INFORMATION SHOWN:
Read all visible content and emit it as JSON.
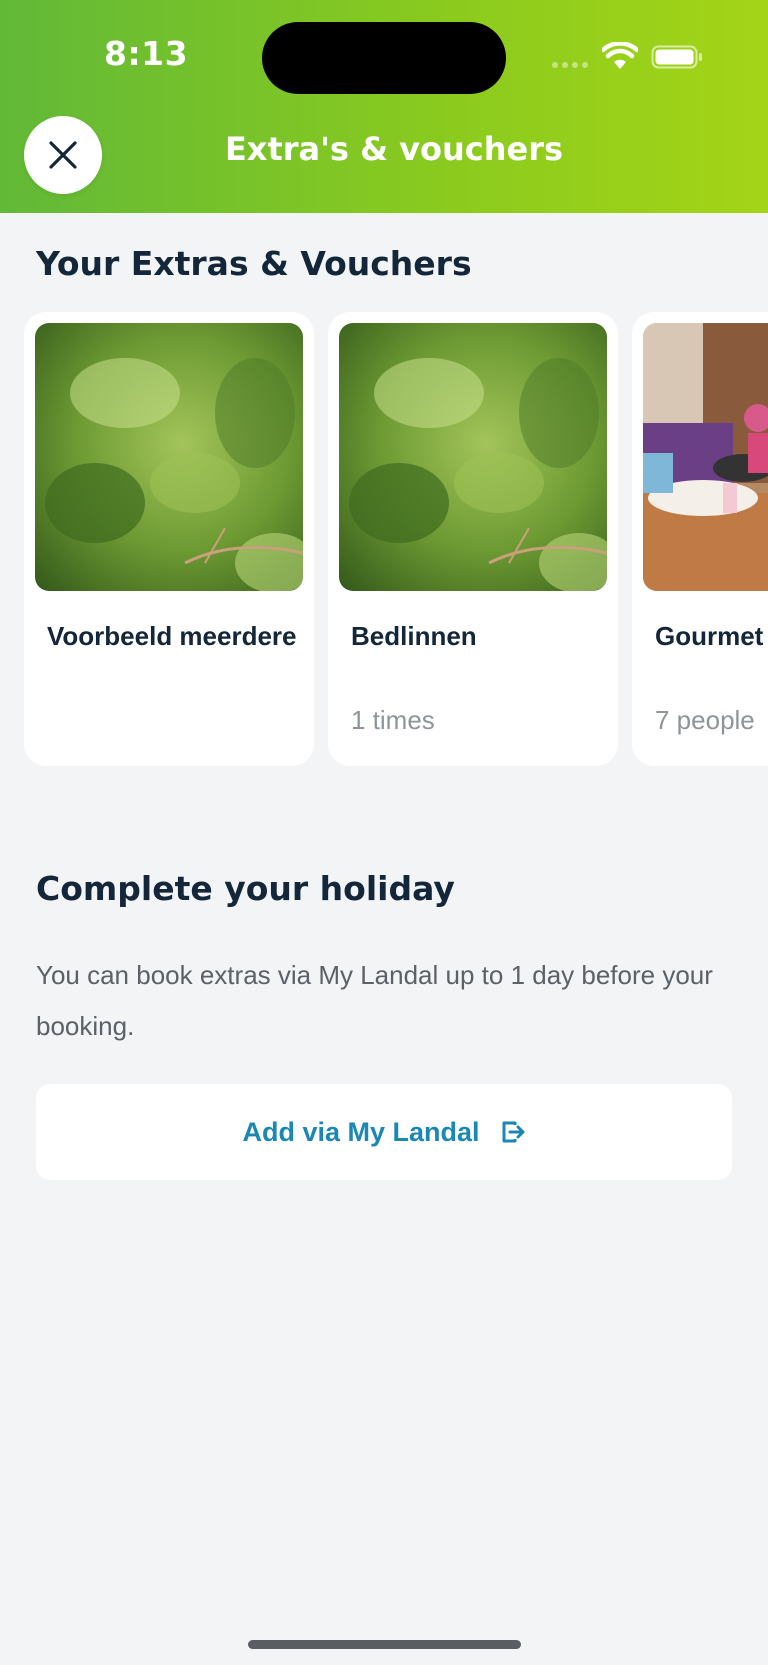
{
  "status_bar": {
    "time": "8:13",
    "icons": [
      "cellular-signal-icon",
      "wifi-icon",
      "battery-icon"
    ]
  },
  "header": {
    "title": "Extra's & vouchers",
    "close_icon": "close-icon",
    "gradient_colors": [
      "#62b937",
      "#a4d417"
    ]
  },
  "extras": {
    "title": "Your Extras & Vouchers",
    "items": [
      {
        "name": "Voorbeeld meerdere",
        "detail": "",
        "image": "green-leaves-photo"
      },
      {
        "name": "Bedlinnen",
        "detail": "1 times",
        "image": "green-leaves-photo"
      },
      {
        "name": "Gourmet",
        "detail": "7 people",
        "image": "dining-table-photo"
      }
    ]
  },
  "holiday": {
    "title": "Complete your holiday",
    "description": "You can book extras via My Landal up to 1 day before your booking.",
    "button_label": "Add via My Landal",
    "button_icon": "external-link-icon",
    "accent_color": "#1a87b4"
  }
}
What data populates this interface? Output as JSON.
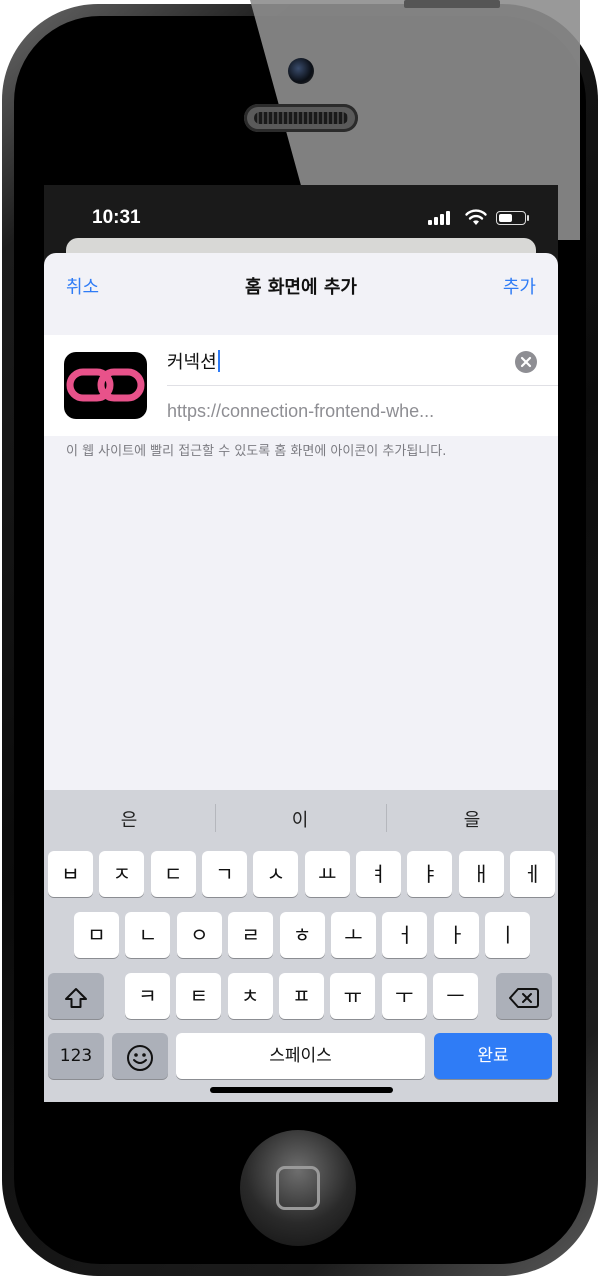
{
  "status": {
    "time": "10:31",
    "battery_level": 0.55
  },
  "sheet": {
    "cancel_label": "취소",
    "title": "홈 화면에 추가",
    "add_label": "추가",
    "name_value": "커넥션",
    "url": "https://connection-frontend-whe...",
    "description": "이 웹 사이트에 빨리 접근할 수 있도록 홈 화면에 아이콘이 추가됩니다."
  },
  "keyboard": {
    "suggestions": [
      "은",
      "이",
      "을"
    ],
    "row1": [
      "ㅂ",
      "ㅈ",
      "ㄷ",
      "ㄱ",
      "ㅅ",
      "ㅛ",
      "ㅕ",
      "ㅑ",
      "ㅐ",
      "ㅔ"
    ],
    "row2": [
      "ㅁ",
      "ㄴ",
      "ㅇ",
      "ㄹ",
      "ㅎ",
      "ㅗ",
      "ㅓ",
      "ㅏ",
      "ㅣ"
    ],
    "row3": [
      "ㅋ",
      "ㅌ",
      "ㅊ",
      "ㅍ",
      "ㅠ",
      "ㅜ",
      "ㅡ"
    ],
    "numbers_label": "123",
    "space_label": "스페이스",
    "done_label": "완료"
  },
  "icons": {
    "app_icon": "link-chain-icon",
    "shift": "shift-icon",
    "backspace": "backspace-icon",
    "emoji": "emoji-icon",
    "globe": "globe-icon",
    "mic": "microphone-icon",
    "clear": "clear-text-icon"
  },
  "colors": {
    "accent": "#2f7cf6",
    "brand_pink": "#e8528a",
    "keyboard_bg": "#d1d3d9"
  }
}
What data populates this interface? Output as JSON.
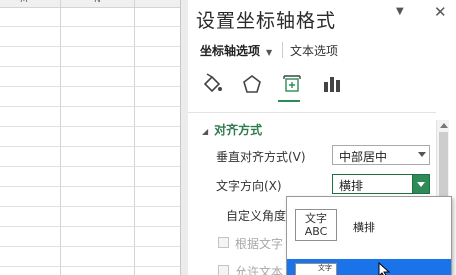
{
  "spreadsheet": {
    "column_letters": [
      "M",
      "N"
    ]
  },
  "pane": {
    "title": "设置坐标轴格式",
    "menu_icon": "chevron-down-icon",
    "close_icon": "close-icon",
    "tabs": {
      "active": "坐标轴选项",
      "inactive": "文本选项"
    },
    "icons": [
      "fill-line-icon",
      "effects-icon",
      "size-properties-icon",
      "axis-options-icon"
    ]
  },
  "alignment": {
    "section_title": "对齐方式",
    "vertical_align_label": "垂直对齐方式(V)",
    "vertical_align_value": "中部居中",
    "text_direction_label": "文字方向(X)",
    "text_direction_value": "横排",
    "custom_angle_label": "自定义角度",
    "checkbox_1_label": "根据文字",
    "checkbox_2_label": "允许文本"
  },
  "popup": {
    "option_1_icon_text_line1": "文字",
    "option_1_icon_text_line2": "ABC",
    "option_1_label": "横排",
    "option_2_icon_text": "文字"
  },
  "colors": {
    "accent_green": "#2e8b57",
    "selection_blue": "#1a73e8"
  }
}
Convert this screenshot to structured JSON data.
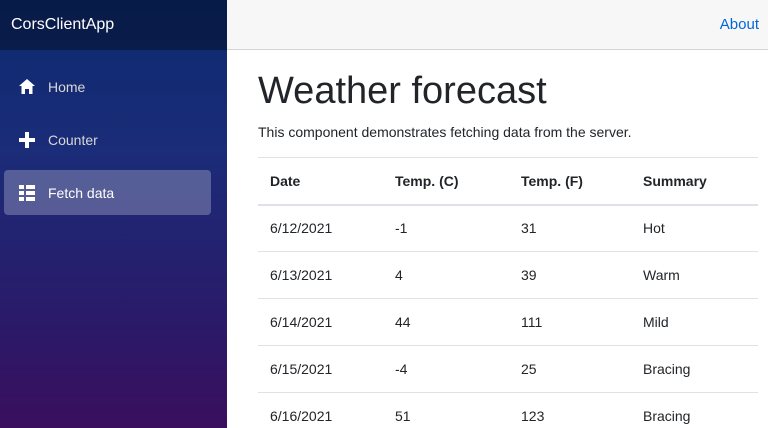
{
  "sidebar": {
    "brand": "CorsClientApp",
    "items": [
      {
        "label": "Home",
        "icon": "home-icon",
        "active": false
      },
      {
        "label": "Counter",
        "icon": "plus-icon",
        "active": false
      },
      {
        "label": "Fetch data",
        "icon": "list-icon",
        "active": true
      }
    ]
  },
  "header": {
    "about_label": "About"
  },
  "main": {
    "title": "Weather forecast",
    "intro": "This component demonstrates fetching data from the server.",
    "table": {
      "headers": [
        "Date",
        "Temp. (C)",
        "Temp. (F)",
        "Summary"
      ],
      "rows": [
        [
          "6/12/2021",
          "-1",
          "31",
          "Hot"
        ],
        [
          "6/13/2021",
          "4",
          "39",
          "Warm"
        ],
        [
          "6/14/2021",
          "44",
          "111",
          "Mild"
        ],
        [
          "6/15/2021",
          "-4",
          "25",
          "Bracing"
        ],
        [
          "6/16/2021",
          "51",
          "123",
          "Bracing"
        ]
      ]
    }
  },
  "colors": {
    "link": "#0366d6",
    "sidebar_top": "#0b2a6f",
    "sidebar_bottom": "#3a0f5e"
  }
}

TO DO: All of the material above needs to be restated exactly, with no pictures.

WORKED SOLUTION:
Read all visible content and emit it as JSON.
{
  "status_bar": {
    "time": "8:13",
    "icons": [
      "cellular-signal-icon",
      "wifi-icon",
      "battery-icon"
    ]
  },
  "header": {
    "title": "Extra's & vouchers",
    "close_icon": "close-icon",
    "gradient_colors": [
      "#62b937",
      "#a4d417"
    ]
  },
  "extras": {
    "title": "Your Extras & Vouchers",
    "items": [
      {
        "name": "Voorbeeld meerdere",
        "detail": "",
        "image": "green-leaves-photo"
      },
      {
        "name": "Bedlinnen",
        "detail": "1 times",
        "image": "green-leaves-photo"
      },
      {
        "name": "Gourmet",
        "detail": "7 people",
        "image": "dining-table-photo"
      }
    ]
  },
  "holiday": {
    "title": "Complete your holiday",
    "description": "You can book extras via My Landal up to 1 day before your booking.",
    "button_label": "Add via My Landal",
    "button_icon": "external-link-icon",
    "accent_color": "#1a87b4"
  }
}
What data populates this interface? Output as JSON.
{
  "status": {
    "time": "10:31",
    "battery_level": 0.55
  },
  "sheet": {
    "cancel_label": "취소",
    "title": "홈 화면에 추가",
    "add_label": "추가",
    "name_value": "커넥션",
    "url": "https://connection-frontend-whe...",
    "description": "이 웹 사이트에 빨리 접근할 수 있도록 홈 화면에 아이콘이 추가됩니다."
  },
  "keyboard": {
    "suggestions": [
      "은",
      "이",
      "을"
    ],
    "row1": [
      "ㅂ",
      "ㅈ",
      "ㄷ",
      "ㄱ",
      "ㅅ",
      "ㅛ",
      "ㅕ",
      "ㅑ",
      "ㅐ",
      "ㅔ"
    ],
    "row2": [
      "ㅁ",
      "ㄴ",
      "ㅇ",
      "ㄹ",
      "ㅎ",
      "ㅗ",
      "ㅓ",
      "ㅏ",
      "ㅣ"
    ],
    "row3": [
      "ㅋ",
      "ㅌ",
      "ㅊ",
      "ㅍ",
      "ㅠ",
      "ㅜ",
      "ㅡ"
    ],
    "numbers_label": "123",
    "space_label": "스페이스",
    "done_label": "완료"
  },
  "icons": {
    "app_icon": "link-chain-icon",
    "shift": "shift-icon",
    "backspace": "backspace-icon",
    "emoji": "emoji-icon",
    "globe": "globe-icon",
    "mic": "microphone-icon",
    "clear": "clear-text-icon"
  },
  "colors": {
    "accent": "#2f7cf6",
    "brand_pink": "#e8528a",
    "keyboard_bg": "#d1d3d9"
  }
}
What data populates this interface? Output as JSON.
{
  "spreadsheet": {
    "column_letters": [
      "M",
      "N"
    ]
  },
  "pane": {
    "title": "设置坐标轴格式",
    "menu_icon": "chevron-down-icon",
    "close_icon": "close-icon",
    "tabs": {
      "active": "坐标轴选项",
      "inactive": "文本选项"
    },
    "icons": [
      "fill-line-icon",
      "effects-icon",
      "size-properties-icon",
      "axis-options-icon"
    ]
  },
  "alignment": {
    "section_title": "对齐方式",
    "vertical_align_label": "垂直对齐方式(V)",
    "vertical_align_value": "中部居中",
    "text_direction_label": "文字方向(X)",
    "text_direction_value": "横排",
    "custom_angle_label": "自定义角度",
    "checkbox_1_label": "根据文字",
    "checkbox_2_label": "允许文本"
  },
  "popup": {
    "option_1_icon_text_line1": "文字",
    "option_1_icon_text_line2": "ABC",
    "option_1_label": "横排",
    "option_2_icon_text": "文字"
  },
  "colors": {
    "accent_green": "#2e8b57",
    "selection_blue": "#1a73e8"
  }
}
Convert this screenshot to structured JSON data.
{
  "sidebar": {
    "brand": "CorsClientApp",
    "items": [
      {
        "label": "Home",
        "icon": "home-icon",
        "active": false
      },
      {
        "label": "Counter",
        "icon": "plus-icon",
        "active": false
      },
      {
        "label": "Fetch data",
        "icon": "list-icon",
        "active": true
      }
    ]
  },
  "header": {
    "about_label": "About"
  },
  "main": {
    "title": "Weather forecast",
    "intro": "This component demonstrates fetching data from the server.",
    "table": {
      "headers": [
        "Date",
        "Temp. (C)",
        "Temp. (F)",
        "Summary"
      ],
      "rows": [
        [
          "6/12/2021",
          "-1",
          "31",
          "Hot"
        ],
        [
          "6/13/2021",
          "4",
          "39",
          "Warm"
        ],
        [
          "6/14/2021",
          "44",
          "111",
          "Mild"
        ],
        [
          "6/15/2021",
          "-4",
          "25",
          "Bracing"
        ],
        [
          "6/16/2021",
          "51",
          "123",
          "Bracing"
        ]
      ]
    }
  },
  "colors": {
    "link": "#0366d6",
    "sidebar_top": "#0b2a6f",
    "sidebar_bottom": "#3a0f5e"
  }
}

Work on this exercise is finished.